Written instruction: Copy every line that mentions the word "from".

[Start Data excerpts]

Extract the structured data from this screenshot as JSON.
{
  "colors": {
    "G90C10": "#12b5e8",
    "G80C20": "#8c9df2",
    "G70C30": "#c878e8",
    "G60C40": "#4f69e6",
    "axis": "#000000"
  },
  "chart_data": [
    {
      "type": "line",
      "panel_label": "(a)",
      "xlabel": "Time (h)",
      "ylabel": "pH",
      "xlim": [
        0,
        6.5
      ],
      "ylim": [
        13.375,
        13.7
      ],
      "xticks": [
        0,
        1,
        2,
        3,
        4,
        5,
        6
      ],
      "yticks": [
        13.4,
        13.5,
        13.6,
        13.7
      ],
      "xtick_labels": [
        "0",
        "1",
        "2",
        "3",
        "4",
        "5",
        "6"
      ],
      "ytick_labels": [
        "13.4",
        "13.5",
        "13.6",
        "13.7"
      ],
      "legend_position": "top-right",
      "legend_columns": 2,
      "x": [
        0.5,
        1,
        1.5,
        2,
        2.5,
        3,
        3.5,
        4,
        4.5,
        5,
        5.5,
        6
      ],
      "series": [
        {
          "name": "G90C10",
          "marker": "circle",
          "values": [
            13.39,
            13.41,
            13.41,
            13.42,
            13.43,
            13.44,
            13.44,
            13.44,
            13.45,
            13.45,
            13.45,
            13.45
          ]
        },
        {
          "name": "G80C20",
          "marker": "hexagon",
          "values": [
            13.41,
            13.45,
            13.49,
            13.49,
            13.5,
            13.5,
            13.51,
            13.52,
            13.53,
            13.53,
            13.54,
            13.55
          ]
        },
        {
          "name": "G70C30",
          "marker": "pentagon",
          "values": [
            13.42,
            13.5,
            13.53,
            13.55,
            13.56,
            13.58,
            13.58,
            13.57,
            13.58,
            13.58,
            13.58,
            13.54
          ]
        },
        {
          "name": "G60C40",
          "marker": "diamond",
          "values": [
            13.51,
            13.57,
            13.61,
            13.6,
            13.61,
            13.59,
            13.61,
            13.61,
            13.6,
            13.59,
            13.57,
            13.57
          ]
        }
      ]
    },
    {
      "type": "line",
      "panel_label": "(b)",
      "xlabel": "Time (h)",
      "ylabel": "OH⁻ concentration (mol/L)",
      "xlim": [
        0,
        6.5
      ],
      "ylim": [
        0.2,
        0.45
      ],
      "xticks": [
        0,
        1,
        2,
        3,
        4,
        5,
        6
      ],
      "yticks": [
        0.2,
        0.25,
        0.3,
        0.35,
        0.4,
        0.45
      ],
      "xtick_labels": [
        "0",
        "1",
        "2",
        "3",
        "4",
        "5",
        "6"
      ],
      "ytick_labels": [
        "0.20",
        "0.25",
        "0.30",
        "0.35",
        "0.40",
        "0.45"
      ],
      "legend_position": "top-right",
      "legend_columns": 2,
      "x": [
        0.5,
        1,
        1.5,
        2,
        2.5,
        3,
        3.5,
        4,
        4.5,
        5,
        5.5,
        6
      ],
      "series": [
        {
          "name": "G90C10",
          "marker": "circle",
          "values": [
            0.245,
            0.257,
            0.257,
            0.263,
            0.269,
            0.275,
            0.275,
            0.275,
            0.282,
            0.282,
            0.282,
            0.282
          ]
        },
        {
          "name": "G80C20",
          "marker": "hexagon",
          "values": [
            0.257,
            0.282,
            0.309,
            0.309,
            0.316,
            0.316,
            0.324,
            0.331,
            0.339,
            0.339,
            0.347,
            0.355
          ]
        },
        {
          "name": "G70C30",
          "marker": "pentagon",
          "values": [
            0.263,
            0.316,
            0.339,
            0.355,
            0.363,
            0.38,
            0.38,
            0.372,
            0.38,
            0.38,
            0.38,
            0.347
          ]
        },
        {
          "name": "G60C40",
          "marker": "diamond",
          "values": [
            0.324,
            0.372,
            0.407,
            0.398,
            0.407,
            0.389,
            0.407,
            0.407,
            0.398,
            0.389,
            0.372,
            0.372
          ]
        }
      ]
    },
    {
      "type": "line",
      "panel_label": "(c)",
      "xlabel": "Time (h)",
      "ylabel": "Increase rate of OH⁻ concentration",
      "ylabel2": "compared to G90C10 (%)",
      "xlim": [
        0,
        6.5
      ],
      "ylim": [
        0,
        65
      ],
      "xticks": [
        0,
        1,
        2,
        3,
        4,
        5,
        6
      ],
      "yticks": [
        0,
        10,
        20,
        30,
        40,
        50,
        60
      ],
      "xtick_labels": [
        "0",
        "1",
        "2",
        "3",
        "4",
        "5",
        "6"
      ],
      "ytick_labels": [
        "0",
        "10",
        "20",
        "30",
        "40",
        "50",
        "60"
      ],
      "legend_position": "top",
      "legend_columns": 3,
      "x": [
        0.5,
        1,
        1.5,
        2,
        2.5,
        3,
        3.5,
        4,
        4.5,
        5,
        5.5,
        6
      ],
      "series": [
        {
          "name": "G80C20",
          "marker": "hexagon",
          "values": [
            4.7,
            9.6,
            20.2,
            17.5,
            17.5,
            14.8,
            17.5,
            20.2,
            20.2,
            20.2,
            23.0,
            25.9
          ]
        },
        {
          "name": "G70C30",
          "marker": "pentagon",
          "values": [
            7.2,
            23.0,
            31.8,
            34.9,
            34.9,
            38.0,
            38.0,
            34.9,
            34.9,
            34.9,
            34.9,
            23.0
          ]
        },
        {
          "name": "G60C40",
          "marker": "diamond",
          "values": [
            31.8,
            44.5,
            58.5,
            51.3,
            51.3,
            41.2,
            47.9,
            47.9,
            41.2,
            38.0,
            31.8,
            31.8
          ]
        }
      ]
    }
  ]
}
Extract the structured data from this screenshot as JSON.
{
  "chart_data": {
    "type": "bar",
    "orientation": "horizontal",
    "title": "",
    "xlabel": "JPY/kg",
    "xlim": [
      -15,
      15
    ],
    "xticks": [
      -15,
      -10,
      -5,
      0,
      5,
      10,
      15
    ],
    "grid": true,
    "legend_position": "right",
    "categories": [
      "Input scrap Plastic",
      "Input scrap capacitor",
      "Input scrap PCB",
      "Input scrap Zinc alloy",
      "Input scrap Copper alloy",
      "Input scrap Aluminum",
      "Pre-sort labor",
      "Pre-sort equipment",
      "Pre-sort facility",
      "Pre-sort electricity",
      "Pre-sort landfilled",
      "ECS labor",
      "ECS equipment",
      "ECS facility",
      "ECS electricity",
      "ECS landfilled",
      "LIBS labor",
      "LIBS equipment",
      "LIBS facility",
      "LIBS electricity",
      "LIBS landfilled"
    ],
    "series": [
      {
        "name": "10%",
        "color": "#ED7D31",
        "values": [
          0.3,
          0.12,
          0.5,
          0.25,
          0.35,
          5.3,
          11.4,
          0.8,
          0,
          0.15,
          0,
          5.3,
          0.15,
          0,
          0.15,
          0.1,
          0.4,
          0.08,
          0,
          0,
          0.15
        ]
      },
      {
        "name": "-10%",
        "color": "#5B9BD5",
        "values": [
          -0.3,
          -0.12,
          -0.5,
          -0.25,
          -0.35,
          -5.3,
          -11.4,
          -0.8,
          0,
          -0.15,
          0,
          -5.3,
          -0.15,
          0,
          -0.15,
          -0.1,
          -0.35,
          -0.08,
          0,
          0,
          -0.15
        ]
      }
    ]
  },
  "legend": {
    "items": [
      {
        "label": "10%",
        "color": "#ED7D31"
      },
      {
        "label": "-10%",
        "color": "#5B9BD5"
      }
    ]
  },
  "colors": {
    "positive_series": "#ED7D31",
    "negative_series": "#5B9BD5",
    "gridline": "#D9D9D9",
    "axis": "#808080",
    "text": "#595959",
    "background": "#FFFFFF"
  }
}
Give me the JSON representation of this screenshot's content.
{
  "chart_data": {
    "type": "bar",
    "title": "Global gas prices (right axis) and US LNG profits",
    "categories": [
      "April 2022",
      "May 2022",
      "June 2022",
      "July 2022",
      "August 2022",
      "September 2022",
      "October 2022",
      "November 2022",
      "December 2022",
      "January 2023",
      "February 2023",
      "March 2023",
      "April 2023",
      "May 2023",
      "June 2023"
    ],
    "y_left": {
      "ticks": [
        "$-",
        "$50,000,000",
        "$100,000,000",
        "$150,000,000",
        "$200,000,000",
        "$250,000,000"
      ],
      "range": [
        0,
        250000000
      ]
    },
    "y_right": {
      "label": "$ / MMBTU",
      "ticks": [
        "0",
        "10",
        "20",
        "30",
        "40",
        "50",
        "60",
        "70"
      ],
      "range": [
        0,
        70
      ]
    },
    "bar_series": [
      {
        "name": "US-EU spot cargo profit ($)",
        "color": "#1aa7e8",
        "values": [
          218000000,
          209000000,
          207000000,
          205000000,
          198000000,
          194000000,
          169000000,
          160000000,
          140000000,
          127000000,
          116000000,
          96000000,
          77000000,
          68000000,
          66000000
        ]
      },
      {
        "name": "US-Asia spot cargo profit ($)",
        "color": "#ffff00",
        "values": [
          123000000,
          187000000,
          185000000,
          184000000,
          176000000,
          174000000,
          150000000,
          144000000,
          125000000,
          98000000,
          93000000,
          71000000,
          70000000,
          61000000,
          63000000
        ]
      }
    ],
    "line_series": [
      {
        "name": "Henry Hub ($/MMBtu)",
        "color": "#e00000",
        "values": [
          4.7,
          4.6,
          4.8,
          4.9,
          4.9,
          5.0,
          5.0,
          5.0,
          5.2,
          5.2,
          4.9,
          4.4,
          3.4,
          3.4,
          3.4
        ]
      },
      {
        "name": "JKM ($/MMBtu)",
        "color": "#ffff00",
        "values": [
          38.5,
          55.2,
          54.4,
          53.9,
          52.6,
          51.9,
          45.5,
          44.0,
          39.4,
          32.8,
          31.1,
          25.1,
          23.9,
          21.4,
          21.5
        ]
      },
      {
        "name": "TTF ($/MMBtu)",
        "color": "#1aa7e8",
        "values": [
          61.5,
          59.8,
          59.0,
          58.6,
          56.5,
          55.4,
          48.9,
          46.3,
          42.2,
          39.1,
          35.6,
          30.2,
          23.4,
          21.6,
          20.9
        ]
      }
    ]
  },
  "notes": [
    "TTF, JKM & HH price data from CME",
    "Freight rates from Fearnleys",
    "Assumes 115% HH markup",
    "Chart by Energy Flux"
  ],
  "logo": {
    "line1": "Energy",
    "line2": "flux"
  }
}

[End Data excerpts]

Complete answer:
Extract the structured data from this screenshot as JSON.
Extract the structured data from this screenshot as JSON.
    "TTF, JKM & HH price data from CME",
    "Freight rates from Fearnleys",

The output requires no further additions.